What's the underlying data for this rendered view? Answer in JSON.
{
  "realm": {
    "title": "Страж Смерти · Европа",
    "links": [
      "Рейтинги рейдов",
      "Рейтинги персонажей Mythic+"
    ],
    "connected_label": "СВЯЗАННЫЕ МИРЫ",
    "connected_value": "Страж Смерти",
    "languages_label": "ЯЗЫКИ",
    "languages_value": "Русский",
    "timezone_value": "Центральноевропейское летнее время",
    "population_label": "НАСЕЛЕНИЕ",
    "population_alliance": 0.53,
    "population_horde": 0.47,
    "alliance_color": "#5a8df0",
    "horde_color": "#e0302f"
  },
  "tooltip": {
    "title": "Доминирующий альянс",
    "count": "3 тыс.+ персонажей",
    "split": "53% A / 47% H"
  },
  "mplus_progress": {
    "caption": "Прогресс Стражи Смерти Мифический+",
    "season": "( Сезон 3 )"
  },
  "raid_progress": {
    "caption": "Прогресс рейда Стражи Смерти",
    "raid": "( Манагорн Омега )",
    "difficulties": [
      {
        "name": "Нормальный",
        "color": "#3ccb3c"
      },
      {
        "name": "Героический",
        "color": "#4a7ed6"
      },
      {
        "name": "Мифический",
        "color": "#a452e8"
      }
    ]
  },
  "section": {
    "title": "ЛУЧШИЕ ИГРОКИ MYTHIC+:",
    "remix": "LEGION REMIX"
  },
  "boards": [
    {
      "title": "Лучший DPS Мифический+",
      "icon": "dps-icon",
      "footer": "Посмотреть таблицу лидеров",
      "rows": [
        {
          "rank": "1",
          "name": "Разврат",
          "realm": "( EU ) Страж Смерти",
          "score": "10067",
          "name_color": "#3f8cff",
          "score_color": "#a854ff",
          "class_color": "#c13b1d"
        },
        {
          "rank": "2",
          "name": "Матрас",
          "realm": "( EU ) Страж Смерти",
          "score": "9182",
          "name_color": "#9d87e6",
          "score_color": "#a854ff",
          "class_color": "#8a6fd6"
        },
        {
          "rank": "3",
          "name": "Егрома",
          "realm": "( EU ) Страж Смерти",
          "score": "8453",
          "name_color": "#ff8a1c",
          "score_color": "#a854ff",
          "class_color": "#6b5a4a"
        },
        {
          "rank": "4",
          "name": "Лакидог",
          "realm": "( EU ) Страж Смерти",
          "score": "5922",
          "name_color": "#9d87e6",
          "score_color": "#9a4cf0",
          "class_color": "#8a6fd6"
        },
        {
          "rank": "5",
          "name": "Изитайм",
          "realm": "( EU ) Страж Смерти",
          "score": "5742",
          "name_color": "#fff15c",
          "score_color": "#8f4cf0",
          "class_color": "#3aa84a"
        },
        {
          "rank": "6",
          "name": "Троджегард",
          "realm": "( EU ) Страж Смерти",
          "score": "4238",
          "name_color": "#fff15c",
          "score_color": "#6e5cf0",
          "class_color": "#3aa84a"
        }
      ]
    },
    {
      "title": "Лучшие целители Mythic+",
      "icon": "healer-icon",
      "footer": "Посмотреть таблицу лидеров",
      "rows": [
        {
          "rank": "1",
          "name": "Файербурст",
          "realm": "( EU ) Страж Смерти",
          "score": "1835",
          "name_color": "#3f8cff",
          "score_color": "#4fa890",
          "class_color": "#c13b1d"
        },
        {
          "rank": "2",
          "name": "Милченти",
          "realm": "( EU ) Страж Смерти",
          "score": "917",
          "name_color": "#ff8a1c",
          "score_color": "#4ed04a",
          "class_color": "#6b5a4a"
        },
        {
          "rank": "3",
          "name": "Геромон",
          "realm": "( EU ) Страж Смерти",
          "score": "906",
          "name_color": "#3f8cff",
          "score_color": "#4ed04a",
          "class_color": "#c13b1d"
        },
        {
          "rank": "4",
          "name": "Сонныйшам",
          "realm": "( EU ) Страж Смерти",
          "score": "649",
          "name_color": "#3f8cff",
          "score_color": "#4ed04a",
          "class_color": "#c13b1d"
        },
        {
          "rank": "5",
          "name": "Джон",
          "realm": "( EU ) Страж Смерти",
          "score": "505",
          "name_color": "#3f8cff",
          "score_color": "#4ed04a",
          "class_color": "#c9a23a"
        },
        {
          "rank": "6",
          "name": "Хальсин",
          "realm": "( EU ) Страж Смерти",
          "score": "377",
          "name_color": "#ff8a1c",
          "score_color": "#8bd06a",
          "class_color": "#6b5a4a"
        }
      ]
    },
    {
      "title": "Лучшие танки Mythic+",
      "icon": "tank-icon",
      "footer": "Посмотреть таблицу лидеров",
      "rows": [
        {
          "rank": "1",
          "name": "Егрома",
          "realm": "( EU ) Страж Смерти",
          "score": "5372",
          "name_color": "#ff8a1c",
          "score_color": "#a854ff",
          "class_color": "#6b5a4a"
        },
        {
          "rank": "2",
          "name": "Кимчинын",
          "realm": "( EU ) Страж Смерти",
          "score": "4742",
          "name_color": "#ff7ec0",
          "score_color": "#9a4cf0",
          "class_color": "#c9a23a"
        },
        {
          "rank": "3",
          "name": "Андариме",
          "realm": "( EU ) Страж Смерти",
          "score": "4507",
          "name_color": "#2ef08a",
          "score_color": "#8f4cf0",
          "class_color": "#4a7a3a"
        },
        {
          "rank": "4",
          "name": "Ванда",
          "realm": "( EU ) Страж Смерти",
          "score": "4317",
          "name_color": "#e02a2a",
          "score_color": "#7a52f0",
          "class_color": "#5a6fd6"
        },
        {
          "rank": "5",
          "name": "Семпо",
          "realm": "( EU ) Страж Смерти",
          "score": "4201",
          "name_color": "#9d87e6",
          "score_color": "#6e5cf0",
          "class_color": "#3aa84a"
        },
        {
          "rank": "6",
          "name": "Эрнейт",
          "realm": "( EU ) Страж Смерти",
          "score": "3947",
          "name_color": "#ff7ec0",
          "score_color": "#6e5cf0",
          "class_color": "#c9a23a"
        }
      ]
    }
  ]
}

—————

* Aim of the exercise:
Which lines contain "Рейтинги"? Show each of them.

* Written solution:
      "Рейтинги рейдов",
      "Рейтинги персонажей Mythic+"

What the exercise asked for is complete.